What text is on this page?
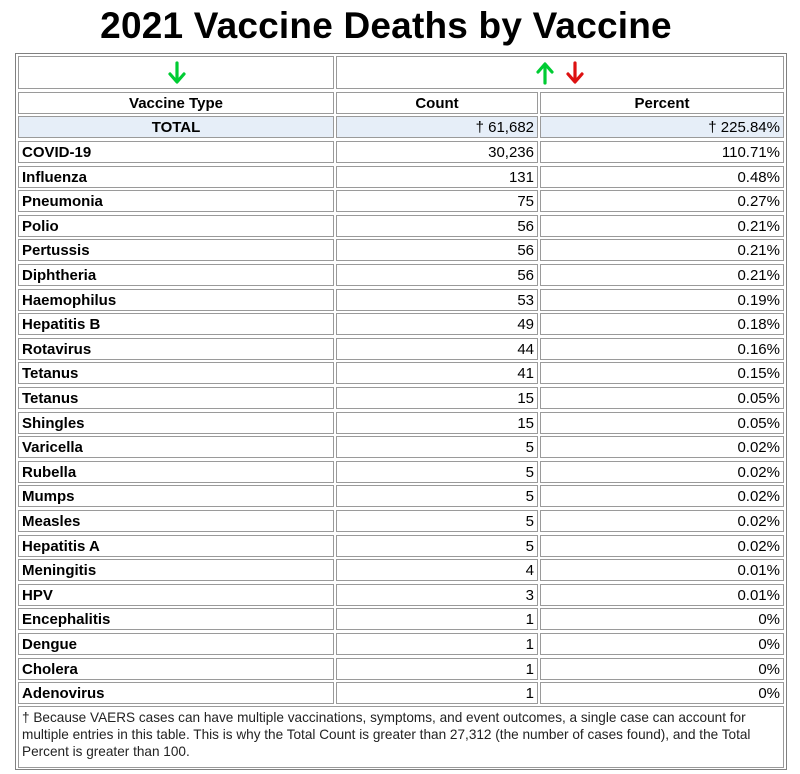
2021 Vaccine Deaths by Vaccine
Vaccine Type	Count	Percent
TOTAL	† 61,682	† 225.84%
COVID-19	30,236	110.71%
Influenza	131	0.48%
Pneumonia	75	0.27%
Polio	56	0.21%
Pertussis	56	0.21%
Diphtheria	56	0.21%
Haemophilus	53	0.19%
Hepatitis B	49	0.18%
Rotavirus	44	0.16%
Tetanus	41	0.15%
Tetanus	15	0.05%
Shingles	15	0.05%
Varicella	5	0.02%
Rubella	5	0.02%
Mumps	5	0.02%
Measles	5	0.02%
Hepatitis A	5	0.02%
Meningitis	4	0.01%
HPV	3	0.01%
Encephalitis	1	0%
Dengue	1	0%
Cholera	1	0%
Adenovirus	1	0%
† Because VAERS cases can have multiple vaccinations, symptoms, and event outcomes, a single case can account for multiple entries in this table. This is why the Total Count is greater than 27,312 (the number of cases found), and the Total Percent is greater than 100.
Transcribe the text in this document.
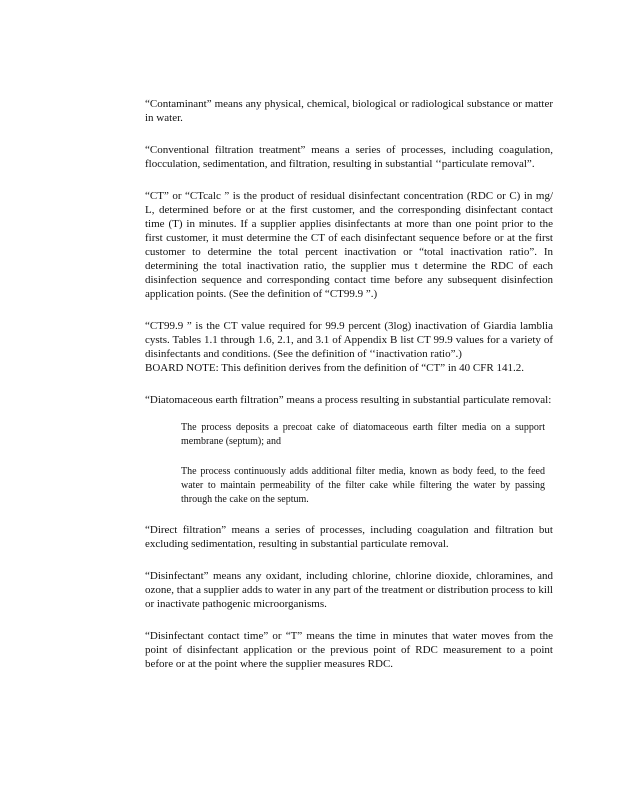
“Contaminant” means any physical, chemical, biological or radiological substance or matter in water.

“Conventional filtration treatment” means a series of processes, including coagulation, flocculation, sedimentation, and filtration, resulting in substantial ‘‘particulate removal”.

“CT” or “CTcalc ” is the product of residual disinfectant concentration (RDC or C) in mg/ L, determined before or at the first customer, and the corresponding disinfectant contact time (T) in minutes. If a supplier applies disinfectants at more than one point prior to the first customer, it must determine the CT of each disinfectant sequence before or at the first customer to determine the total percent inactivation or “total inactivation ratio”. In determining the total inactivation ratio, the supplier mus t determine the RDC of each disinfection sequence and corresponding contact time before any subsequent disinfection application points. (See the definition of “CT99.9 ”.)

“CT99.9 ” is the CT value required for 99.9 percent (3log) inactivation of Giardia lamblia cysts. Tables 1.1 through 1.6, 2.1, and 3.1 of Appendix B list CT 99.9 values for a variety of disinfectants and conditions. (See the definition of ‘‘inactivation ratio”.)

BOARD NOTE: This definition derives from the definition of “CT” in 40 CFR 141.2.

“Diatomaceous earth filtration” means a process resulting in substantial particulate removal:

The process deposits a precoat cake of diatomaceous earth filter media on a support membrane (septum); and

The process continuously adds additional filter media, known as body feed, to the feed water to maintain permeability of the filter cake while filtering the water by passing through the cake on the septum.

“Direct filtration” means a series of processes, including coagulation and filtration but excluding sedimentation, resulting in substantial particulate removal.

“Disinfectant” means any oxidant, including chlorine, chlorine dioxide, chloramines, and ozone, that a supplier adds to water in any part of the treatment or distribution process to kill or inactivate pathogenic microorganisms.

“Disinfectant contact time” or “T” means the time in minutes that water moves from the point of disinfectant application or the previous point of RDC measurement to a point before or at the point where the supplier measures RDC.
# # #
### YOUR INSTRUCTIONS:
Repeat the material above exactly, so that every entry appears but no picture does.

### ANSWER TO THIS PROBLEM:
What text is on this page?
2021 Vaccine Deaths by Vaccine
Vaccine Type	Count	Percent
TOTAL	† 61,682	† 225.84%
COVID-19	30,236	110.71%
Influenza	131	0.48%
Pneumonia	75	0.27%
Polio	56	0.21%
Pertussis	56	0.21%
Diphtheria	56	0.21%
Haemophilus	53	0.19%
Hepatitis B	49	0.18%
Rotavirus	44	0.16%
Tetanus	41	0.15%
Tetanus	15	0.05%
Shingles	15	0.05%
Varicella	5	0.02%
Rubella	5	0.02%
Mumps	5	0.02%
Measles	5	0.02%
Hepatitis A	5	0.02%
Meningitis	4	0.01%
HPV	3	0.01%
Encephalitis	1	0%
Dengue	1	0%
Cholera	1	0%
Adenovirus	1	0%
† Because VAERS cases can have multiple vaccinations, symptoms, and event outcomes, a single case can account for multiple entries in this table. This is why the Total Count is greater than 27,312 (the number of cases found), and the Total Percent is greater than 100.
Transcribe the text in this document.
“Contaminant” means any physical, chemical, biological or radiological substance or matter in water.

“Conventional filtration treatment” means a series of processes, including coagulation, flocculation, sedimentation, and filtration, resulting in substantial ‘‘particulate removal”.

“CT” or “CTcalc ” is the product of residual disinfectant concentration (RDC or C) in mg/ L, determined before or at the first customer, and the corresponding disinfectant contact time (T) in minutes. If a supplier applies disinfectants at more than one point prior to the first customer, it must determine the CT of each disinfectant sequence before or at the first customer to determine the total percent inactivation or “total inactivation ratio”. In determining the total inactivation ratio, the supplier mus t determine the RDC of each disinfection sequence and corresponding contact time before any subsequent disinfection application points. (See the definition of “CT99.9 ”.)

“CT99.9 ” is the CT value required for 99.9 percent (3log) inactivation of Giardia lamblia cysts. Tables 1.1 through 1.6, 2.1, and 3.1 of Appendix B list CT 99.9 values for a variety of disinfectants and conditions. (See the definition of ‘‘inactivation ratio”.)

BOARD NOTE: This definition derives from the definition of “CT” in 40 CFR 141.2.

“Diatomaceous earth filtration” means a process resulting in substantial particulate removal:

The process deposits a precoat cake of diatomaceous earth filter media on a support membrane (septum); and

The process continuously adds additional filter media, known as body feed, to the feed water to maintain permeability of the filter cake while filtering the water by passing through the cake on the septum.

“Direct filtration” means a series of processes, including coagulation and filtration but excluding sedimentation, resulting in substantial particulate removal.

“Disinfectant” means any oxidant, including chlorine, chlorine dioxide, chloramines, and ozone, that a supplier adds to water in any part of the treatment or distribution process to kill or inactivate pathogenic microorganisms.

“Disinfectant contact time” or “T” means the time in minutes that water moves from the point of disinfectant application or the previous point of RDC measurement to a point before or at the point where the supplier measures RDC.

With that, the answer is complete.